Direction – Search the data for the word "相关链接". Reproduce every line where it is found.

Materials provided –

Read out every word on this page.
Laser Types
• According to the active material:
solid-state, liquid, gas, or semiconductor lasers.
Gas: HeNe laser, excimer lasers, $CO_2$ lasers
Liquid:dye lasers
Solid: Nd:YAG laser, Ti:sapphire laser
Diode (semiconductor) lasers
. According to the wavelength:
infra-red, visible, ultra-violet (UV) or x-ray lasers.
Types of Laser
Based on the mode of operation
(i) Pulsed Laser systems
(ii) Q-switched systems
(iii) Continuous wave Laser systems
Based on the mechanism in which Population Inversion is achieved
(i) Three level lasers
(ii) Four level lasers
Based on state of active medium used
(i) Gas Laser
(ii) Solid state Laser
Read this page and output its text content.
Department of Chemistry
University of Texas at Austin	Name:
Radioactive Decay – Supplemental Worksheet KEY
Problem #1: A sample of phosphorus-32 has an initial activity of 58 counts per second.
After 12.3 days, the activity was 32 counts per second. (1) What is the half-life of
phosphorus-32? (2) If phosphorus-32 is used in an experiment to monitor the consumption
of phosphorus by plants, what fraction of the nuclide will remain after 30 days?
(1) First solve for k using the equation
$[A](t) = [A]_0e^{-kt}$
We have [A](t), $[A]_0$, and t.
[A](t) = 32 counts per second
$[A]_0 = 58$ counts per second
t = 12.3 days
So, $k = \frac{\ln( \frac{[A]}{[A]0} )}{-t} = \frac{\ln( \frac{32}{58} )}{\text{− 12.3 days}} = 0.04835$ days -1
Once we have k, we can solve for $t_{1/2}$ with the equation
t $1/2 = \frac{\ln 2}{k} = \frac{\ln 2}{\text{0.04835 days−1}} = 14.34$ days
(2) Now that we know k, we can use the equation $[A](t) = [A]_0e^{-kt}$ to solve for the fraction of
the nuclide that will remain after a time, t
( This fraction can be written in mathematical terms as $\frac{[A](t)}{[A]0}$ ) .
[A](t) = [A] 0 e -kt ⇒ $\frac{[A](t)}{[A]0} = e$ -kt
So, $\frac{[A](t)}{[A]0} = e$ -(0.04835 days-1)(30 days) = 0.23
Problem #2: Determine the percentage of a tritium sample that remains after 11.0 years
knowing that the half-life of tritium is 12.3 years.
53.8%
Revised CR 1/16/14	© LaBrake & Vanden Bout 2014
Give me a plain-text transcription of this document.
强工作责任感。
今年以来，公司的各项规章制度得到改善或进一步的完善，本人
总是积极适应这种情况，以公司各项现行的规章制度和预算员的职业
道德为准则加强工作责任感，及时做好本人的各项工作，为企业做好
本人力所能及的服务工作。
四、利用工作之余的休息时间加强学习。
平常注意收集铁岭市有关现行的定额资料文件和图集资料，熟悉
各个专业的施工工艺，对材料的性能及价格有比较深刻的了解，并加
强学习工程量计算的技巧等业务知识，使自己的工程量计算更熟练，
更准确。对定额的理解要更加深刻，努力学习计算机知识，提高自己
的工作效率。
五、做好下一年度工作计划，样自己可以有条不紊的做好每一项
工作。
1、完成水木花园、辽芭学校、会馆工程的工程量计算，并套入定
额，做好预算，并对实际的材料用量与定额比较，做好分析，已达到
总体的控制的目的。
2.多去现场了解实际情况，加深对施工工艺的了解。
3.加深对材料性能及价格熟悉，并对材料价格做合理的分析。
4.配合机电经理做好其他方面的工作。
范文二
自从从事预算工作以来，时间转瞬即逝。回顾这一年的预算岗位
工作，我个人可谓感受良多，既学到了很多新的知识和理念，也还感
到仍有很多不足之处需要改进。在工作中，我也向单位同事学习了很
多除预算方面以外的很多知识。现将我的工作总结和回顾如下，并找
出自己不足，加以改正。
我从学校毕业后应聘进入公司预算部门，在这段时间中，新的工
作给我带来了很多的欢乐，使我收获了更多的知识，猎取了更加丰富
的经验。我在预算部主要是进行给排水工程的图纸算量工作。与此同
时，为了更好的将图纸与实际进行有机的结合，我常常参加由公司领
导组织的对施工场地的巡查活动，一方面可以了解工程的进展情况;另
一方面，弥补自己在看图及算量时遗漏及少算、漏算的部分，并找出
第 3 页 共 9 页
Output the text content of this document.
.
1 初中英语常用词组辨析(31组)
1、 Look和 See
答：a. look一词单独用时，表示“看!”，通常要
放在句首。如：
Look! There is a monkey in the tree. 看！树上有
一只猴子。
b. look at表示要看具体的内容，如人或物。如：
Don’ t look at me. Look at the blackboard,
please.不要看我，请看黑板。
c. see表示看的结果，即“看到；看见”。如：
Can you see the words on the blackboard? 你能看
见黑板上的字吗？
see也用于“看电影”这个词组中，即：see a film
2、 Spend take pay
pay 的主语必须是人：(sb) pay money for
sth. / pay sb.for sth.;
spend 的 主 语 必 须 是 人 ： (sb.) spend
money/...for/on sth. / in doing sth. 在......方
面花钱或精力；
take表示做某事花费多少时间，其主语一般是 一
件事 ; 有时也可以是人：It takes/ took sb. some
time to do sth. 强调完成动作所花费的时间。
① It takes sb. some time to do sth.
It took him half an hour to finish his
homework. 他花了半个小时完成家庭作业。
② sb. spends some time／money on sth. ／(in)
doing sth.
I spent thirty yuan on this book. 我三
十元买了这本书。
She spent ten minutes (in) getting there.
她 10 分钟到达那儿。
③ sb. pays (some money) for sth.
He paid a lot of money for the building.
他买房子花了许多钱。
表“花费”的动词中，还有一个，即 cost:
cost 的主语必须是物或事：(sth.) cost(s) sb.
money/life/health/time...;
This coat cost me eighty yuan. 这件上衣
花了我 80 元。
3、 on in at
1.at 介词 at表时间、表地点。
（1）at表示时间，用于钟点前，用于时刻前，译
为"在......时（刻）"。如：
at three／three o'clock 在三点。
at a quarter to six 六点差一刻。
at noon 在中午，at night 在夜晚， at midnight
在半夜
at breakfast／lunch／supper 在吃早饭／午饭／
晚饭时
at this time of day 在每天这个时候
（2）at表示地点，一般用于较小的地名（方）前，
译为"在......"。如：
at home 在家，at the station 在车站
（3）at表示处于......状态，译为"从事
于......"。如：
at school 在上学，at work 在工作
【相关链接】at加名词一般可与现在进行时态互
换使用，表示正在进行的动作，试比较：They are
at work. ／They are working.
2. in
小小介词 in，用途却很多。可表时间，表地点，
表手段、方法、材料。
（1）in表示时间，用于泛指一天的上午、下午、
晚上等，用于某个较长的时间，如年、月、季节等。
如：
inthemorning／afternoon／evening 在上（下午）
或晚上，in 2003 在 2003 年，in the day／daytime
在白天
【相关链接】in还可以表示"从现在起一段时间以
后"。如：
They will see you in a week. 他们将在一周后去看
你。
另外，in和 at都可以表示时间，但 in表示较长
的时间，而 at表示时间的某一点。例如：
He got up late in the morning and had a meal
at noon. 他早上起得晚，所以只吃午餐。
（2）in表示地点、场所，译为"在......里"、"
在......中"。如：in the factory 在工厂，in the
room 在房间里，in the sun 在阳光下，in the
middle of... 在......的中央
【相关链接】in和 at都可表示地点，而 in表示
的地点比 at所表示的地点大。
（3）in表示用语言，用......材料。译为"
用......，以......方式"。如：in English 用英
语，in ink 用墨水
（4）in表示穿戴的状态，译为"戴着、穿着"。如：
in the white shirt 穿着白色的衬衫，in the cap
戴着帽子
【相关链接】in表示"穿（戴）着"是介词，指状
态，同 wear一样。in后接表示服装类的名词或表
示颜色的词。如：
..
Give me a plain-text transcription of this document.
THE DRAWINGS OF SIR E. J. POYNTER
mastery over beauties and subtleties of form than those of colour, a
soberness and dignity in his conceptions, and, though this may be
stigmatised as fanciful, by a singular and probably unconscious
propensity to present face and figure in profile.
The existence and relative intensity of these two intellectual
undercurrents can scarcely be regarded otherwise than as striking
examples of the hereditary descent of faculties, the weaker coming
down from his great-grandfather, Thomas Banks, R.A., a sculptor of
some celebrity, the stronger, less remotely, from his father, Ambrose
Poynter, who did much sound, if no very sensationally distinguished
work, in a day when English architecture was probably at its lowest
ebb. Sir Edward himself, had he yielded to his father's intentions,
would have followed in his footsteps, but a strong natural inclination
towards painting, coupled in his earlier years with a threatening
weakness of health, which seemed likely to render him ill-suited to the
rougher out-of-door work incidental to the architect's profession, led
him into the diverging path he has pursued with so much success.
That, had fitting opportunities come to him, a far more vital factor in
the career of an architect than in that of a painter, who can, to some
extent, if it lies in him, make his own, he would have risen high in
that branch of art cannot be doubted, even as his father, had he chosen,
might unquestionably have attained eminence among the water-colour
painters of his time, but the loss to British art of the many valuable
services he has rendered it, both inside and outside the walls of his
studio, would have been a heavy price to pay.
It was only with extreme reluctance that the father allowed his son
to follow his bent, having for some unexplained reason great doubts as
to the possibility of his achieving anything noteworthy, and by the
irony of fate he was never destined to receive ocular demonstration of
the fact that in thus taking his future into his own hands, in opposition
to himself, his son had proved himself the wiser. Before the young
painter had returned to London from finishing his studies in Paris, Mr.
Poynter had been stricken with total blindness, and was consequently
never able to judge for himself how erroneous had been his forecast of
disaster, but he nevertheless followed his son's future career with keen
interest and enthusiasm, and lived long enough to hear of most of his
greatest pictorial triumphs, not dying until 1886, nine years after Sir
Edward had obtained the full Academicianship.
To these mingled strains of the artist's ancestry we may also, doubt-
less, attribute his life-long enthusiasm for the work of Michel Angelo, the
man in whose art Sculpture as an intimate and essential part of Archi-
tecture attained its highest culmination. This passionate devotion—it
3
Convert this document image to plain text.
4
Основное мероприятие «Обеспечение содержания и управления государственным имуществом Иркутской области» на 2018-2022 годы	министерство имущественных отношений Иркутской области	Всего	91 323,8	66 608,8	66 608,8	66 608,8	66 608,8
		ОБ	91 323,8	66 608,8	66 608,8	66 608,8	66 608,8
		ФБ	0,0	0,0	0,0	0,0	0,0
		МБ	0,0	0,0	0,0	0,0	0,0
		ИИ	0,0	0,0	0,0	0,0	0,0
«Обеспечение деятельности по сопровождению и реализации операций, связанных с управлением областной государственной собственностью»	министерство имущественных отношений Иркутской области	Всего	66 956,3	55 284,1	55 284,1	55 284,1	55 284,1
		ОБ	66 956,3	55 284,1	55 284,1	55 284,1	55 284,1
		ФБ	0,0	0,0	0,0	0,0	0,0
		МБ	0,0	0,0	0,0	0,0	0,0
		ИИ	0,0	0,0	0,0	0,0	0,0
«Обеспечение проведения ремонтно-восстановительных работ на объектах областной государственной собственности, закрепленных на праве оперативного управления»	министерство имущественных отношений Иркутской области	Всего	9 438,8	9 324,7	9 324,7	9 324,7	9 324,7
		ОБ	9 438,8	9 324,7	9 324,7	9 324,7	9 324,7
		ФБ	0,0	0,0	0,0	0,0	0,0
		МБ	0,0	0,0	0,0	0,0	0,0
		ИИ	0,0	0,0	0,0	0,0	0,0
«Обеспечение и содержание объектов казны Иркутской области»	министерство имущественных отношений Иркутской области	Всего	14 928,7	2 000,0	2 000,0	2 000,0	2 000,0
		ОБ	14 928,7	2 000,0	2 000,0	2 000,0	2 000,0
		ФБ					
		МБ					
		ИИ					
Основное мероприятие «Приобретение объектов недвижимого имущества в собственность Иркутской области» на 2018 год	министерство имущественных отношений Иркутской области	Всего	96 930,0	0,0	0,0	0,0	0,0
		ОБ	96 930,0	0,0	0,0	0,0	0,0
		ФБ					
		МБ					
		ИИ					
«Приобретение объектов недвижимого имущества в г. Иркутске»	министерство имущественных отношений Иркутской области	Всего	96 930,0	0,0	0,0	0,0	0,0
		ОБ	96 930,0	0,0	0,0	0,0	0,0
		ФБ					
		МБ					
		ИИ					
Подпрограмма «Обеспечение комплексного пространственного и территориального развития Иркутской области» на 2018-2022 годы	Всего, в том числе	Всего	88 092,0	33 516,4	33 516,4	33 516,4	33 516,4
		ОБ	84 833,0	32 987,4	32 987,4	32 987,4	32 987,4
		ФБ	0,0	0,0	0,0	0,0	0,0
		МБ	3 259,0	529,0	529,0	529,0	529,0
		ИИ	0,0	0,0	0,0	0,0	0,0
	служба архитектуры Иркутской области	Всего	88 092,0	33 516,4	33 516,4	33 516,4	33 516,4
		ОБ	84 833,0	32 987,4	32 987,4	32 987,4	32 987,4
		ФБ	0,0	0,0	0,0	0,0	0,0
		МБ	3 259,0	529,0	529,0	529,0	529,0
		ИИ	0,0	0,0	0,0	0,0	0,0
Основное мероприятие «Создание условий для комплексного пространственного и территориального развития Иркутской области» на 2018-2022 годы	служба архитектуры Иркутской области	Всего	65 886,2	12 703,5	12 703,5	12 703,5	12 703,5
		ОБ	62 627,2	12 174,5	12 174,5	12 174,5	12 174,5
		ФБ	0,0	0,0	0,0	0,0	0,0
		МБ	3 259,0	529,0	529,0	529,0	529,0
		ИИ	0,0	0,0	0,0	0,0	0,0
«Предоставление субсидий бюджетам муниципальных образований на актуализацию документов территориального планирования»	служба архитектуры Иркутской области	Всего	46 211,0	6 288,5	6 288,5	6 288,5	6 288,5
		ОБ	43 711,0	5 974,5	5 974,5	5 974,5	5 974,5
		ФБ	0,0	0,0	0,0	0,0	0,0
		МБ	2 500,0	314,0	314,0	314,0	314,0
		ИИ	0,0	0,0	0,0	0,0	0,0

Full solution –
【相关链接】at加名词一般可与现在进行时态互
【相关链接】in还可以表示"从现在起一段时间以
【相关链接】in和 at都可表示地点，而 in表示
【相关链接】in表示"穿（戴）着"是介词，指状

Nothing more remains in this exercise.